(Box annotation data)
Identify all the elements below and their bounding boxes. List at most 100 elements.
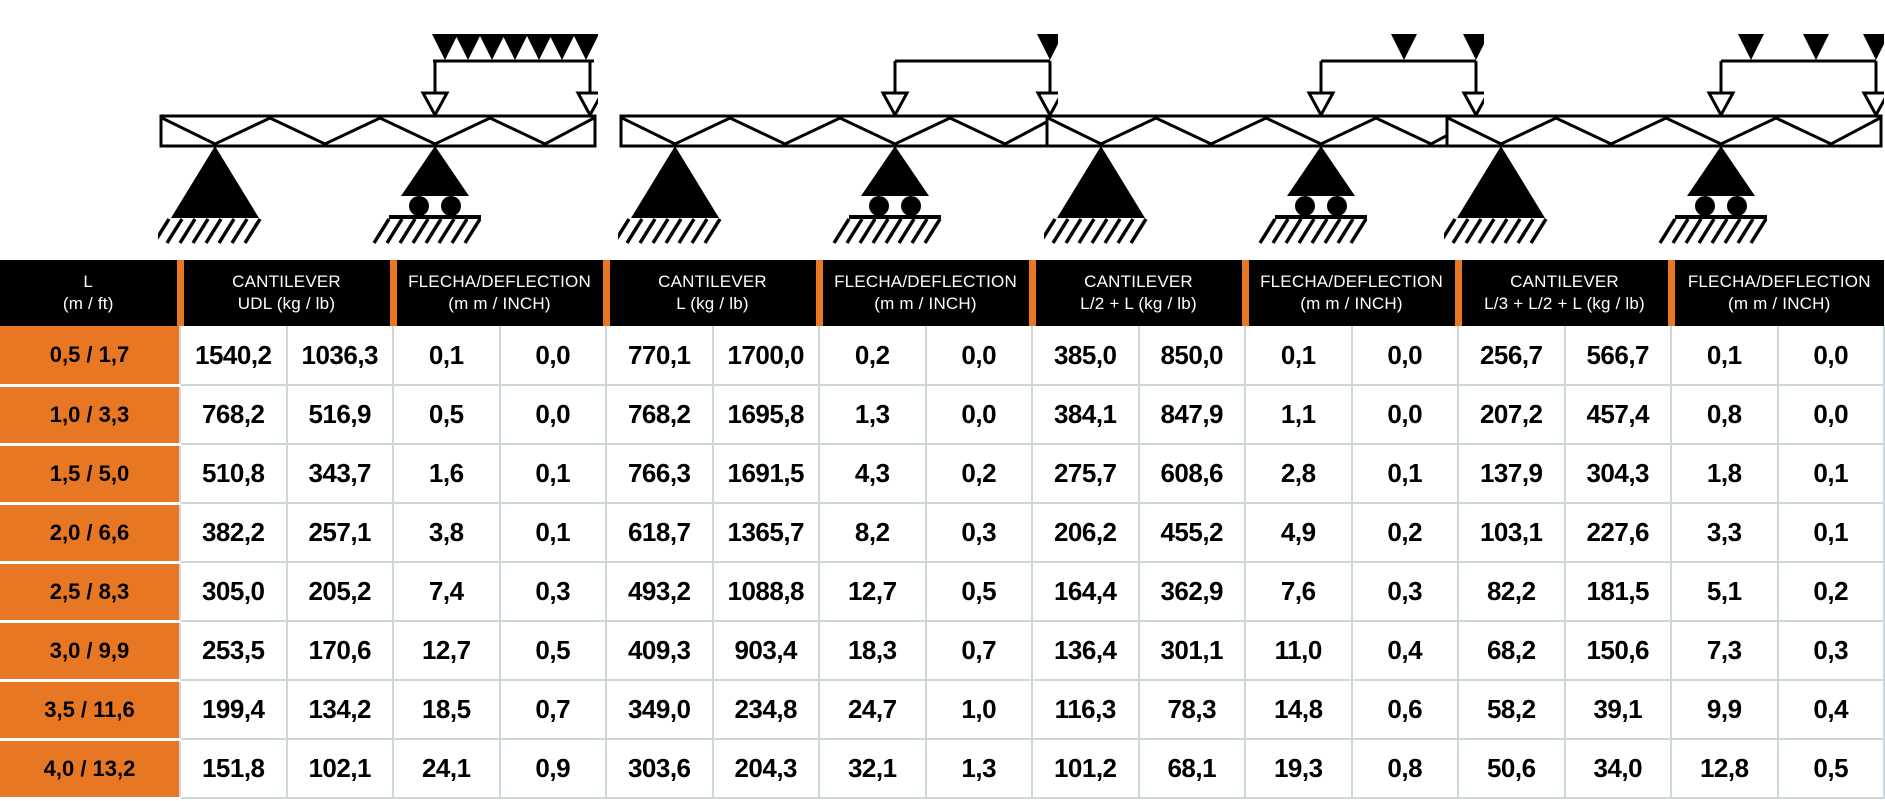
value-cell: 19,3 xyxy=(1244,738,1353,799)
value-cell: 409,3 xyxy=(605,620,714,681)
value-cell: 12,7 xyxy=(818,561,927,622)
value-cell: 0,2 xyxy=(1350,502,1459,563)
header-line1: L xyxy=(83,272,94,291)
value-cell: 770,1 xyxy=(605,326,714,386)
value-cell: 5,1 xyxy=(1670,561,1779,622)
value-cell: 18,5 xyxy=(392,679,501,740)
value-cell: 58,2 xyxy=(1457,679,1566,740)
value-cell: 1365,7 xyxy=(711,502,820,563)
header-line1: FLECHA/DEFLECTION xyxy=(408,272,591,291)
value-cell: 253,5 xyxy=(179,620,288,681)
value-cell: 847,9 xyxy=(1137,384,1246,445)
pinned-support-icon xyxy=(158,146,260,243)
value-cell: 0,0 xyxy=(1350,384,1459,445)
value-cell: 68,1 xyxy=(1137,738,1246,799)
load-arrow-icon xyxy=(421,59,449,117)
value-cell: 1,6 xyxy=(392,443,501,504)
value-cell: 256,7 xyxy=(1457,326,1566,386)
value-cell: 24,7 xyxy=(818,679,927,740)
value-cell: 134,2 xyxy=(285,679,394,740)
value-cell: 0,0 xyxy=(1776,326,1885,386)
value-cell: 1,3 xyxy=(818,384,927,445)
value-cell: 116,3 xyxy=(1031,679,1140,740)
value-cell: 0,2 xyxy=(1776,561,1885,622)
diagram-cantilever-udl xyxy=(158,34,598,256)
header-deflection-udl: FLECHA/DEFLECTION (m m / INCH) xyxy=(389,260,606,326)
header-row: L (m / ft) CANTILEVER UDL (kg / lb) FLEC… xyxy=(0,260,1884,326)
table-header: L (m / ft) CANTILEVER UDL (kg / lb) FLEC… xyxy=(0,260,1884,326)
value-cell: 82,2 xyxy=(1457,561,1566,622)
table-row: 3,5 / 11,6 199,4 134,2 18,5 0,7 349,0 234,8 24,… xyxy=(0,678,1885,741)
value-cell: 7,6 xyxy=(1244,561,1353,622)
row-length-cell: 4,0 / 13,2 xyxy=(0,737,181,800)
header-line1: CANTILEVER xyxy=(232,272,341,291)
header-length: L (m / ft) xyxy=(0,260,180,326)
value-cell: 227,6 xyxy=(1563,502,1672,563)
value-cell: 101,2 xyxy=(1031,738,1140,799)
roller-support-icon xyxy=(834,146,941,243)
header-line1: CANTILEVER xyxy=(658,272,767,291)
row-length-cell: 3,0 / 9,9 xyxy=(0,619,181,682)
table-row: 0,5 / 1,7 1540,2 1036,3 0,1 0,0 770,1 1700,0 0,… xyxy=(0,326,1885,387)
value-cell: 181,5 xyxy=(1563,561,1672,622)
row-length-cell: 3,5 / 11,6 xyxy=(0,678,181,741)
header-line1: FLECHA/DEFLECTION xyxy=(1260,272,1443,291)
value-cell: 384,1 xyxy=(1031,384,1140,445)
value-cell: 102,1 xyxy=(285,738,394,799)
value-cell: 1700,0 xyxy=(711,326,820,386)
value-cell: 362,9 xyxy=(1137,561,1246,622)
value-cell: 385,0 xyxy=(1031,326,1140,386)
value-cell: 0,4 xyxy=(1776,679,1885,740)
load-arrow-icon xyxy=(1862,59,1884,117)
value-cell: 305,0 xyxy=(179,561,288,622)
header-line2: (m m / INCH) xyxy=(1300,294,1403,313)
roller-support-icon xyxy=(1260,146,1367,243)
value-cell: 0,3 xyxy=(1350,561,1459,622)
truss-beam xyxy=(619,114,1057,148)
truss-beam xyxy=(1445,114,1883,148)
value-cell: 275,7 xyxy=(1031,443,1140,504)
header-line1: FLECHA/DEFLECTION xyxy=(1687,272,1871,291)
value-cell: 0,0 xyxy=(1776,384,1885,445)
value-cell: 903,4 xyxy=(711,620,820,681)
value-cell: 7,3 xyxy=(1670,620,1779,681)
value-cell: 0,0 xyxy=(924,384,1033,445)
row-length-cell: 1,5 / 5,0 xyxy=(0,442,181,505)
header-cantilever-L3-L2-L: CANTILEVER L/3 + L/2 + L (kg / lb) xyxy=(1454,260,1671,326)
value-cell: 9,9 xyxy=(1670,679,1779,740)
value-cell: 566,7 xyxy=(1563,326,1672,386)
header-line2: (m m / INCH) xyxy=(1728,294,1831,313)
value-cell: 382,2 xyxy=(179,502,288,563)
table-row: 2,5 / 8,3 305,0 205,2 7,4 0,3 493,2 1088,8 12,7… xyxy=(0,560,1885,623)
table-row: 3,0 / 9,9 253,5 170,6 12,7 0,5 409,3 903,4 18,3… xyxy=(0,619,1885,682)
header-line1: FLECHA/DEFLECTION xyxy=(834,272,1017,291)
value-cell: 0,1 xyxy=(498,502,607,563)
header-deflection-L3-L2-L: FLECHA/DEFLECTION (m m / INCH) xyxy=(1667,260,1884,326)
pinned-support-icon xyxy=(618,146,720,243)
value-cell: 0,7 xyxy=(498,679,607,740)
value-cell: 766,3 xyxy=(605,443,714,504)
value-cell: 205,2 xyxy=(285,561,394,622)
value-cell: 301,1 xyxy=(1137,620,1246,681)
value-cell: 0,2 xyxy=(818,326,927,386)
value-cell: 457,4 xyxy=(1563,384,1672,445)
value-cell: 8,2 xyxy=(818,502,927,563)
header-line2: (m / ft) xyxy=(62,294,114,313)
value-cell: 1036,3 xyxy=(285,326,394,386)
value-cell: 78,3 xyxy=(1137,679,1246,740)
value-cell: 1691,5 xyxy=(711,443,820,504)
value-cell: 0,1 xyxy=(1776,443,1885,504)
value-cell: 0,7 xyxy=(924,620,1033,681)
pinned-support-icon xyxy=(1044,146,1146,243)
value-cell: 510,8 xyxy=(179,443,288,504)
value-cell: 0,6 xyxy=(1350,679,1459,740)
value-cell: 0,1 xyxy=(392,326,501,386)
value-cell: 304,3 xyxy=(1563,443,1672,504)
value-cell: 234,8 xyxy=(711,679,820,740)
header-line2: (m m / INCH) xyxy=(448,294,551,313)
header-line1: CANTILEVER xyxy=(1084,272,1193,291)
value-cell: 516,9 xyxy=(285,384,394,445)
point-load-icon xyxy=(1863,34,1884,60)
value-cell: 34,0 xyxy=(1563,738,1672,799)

# Exercise brief:
Update the records above by replacing every "value-cell" with "number-cell" and leaving everything else unchanged. Omit the pictures from your answer.

# Correct result:
Identify all the elements below and their bounding boxes. List at most 100 elements.
number-cell: 19,3 xyxy=(1244,738,1353,799)
number-cell: 409,3 xyxy=(605,620,714,681)
number-cell: 12,7 xyxy=(818,561,927,622)
number-cell: 0,2 xyxy=(1350,502,1459,563)
header-line1: L xyxy=(83,272,94,291)
number-cell: 770,1 xyxy=(605,326,714,386)
number-cell: 5,1 xyxy=(1670,561,1779,622)
number-cell: 18,5 xyxy=(392,679,501,740)
number-cell: 58,2 xyxy=(1457,679,1566,740)
number-cell: 1365,7 xyxy=(711,502,820,563)
header-line1: FLECHA/DEFLECTION xyxy=(408,272,591,291)
number-cell: 253,5 xyxy=(179,620,288,681)
number-cell: 847,9 xyxy=(1137,384,1246,445)
pinned-support-icon xyxy=(158,146,260,243)
number-cell: 0,0 xyxy=(1350,384,1459,445)
number-cell: 68,1 xyxy=(1137,738,1246,799)
load-arrow-icon xyxy=(421,59,449,117)
number-cell: 1,6 xyxy=(392,443,501,504)
number-cell: 256,7 xyxy=(1457,326,1566,386)
number-cell: 24,7 xyxy=(818,679,927,740)
number-cell: 134,2 xyxy=(285,679,394,740)
number-cell: 0,0 xyxy=(1776,326,1885,386)
number-cell: 1,3 xyxy=(818,384,927,445)
number-cell: 116,3 xyxy=(1031,679,1140,740)
number-cell: 0,2 xyxy=(1776,561,1885,622)
diagram-cantilever-udl xyxy=(158,34,598,256)
header-deflection-udl: FLECHA/DEFLECTION (m m / INCH) xyxy=(389,260,606,326)
header-row: L (m / ft) CANTILEVER UDL (kg / lb) FLEC… xyxy=(0,260,1884,326)
table-header: L (m / ft) CANTILEVER UDL (kg / lb) FLEC… xyxy=(0,260,1884,326)
number-cell: 82,2 xyxy=(1457,561,1566,622)
table-row: 3,5 / 11,6 199,4 134,2 18,5 0,7 349,0 234,8 24,… xyxy=(0,678,1885,741)
number-cell: 7,6 xyxy=(1244,561,1353,622)
row-length-cell: 4,0 / 13,2 xyxy=(0,737,181,800)
header-line1: CANTILEVER xyxy=(232,272,341,291)
header-length: L (m / ft) xyxy=(0,260,180,326)
number-cell: 227,6 xyxy=(1563,502,1672,563)
number-cell: 101,2 xyxy=(1031,738,1140,799)
roller-support-icon xyxy=(834,146,941,243)
header-line1: CANTILEVER xyxy=(658,272,767,291)
row-length-cell: 3,0 / 9,9 xyxy=(0,619,181,682)
table-row: 0,5 / 1,7 1540,2 1036,3 0,1 0,0 770,1 1700,0 0,… xyxy=(0,326,1885,387)
number-cell: 181,5 xyxy=(1563,561,1672,622)
row-length-cell: 3,5 / 11,6 xyxy=(0,678,181,741)
header-line1: FLECHA/DEFLECTION xyxy=(1260,272,1443,291)
number-cell: 384,1 xyxy=(1031,384,1140,445)
number-cell: 102,1 xyxy=(285,738,394,799)
number-cell: 1700,0 xyxy=(711,326,820,386)
number-cell: 362,9 xyxy=(1137,561,1246,622)
number-cell: 385,0 xyxy=(1031,326,1140,386)
number-cell: 0,4 xyxy=(1776,679,1885,740)
load-arrow-icon xyxy=(1862,59,1884,117)
number-cell: 305,0 xyxy=(179,561,288,622)
header-line2: (m m / INCH) xyxy=(1300,294,1403,313)
roller-support-icon xyxy=(1260,146,1367,243)
number-cell: 0,3 xyxy=(1350,561,1459,622)
truss-beam xyxy=(619,114,1057,148)
truss-beam xyxy=(1445,114,1883,148)
number-cell: 275,7 xyxy=(1031,443,1140,504)
header-line1: FLECHA/DEFLECTION xyxy=(1687,272,1871,291)
number-cell: 0,0 xyxy=(1776,384,1885,445)
number-cell: 903,4 xyxy=(711,620,820,681)
number-cell: 7,3 xyxy=(1670,620,1779,681)
number-cell: 0,0 xyxy=(924,384,1033,445)
row-length-cell: 1,5 / 5,0 xyxy=(0,442,181,505)
header-cantilever-L3-L2-L: CANTILEVER L/3 + L/2 + L (kg / lb) xyxy=(1454,260,1671,326)
number-cell: 9,9 xyxy=(1670,679,1779,740)
number-cell: 566,7 xyxy=(1563,326,1672,386)
header-line2: (m m / INCH) xyxy=(1728,294,1831,313)
number-cell: 382,2 xyxy=(179,502,288,563)
table-row: 2,5 / 8,3 305,0 205,2 7,4 0,3 493,2 1088,8 12,7… xyxy=(0,560,1885,623)
table-row: 3,0 / 9,9 253,5 170,6 12,7 0,5 409,3 903,4 18,3… xyxy=(0,619,1885,682)
header-line1: FLECHA/DEFLECTION xyxy=(834,272,1017,291)
number-cell: 0,1 xyxy=(498,502,607,563)
header-deflection-L3-L2-L: FLECHA/DEFLECTION (m m / INCH) xyxy=(1667,260,1884,326)
pinned-support-icon xyxy=(618,146,720,243)
number-cell: 0,7 xyxy=(498,679,607,740)
number-cell: 766,3 xyxy=(605,443,714,504)
number-cell: 205,2 xyxy=(285,561,394,622)
number-cell: 301,1 xyxy=(1137,620,1246,681)
number-cell: 0,2 xyxy=(818,326,927,386)
number-cell: 457,4 xyxy=(1563,384,1672,445)
number-cell: 8,2 xyxy=(818,502,927,563)
header-line2: (m / ft) xyxy=(62,294,114,313)
number-cell: 1036,3 xyxy=(285,326,394,386)
number-cell: 78,3 xyxy=(1137,679,1246,740)
number-cell: 1691,5 xyxy=(711,443,820,504)
number-cell: 0,1 xyxy=(1776,443,1885,504)
number-cell: 0,7 xyxy=(924,620,1033,681)
pinned-support-icon xyxy=(1044,146,1146,243)
number-cell: 510,8 xyxy=(179,443,288,504)
number-cell: 0,6 xyxy=(1350,679,1459,740)
number-cell: 0,1 xyxy=(392,326,501,386)
number-cell: 304,3 xyxy=(1563,443,1672,504)
number-cell: 234,8 xyxy=(711,679,820,740)
header-line2: (m m / INCH) xyxy=(448,294,551,313)
header-line1: CANTILEVER xyxy=(1084,272,1193,291)
number-cell: 516,9 xyxy=(285,384,394,445)
point-load-icon xyxy=(1863,34,1884,60)
number-cell: 34,0 xyxy=(1563,738,1672,799)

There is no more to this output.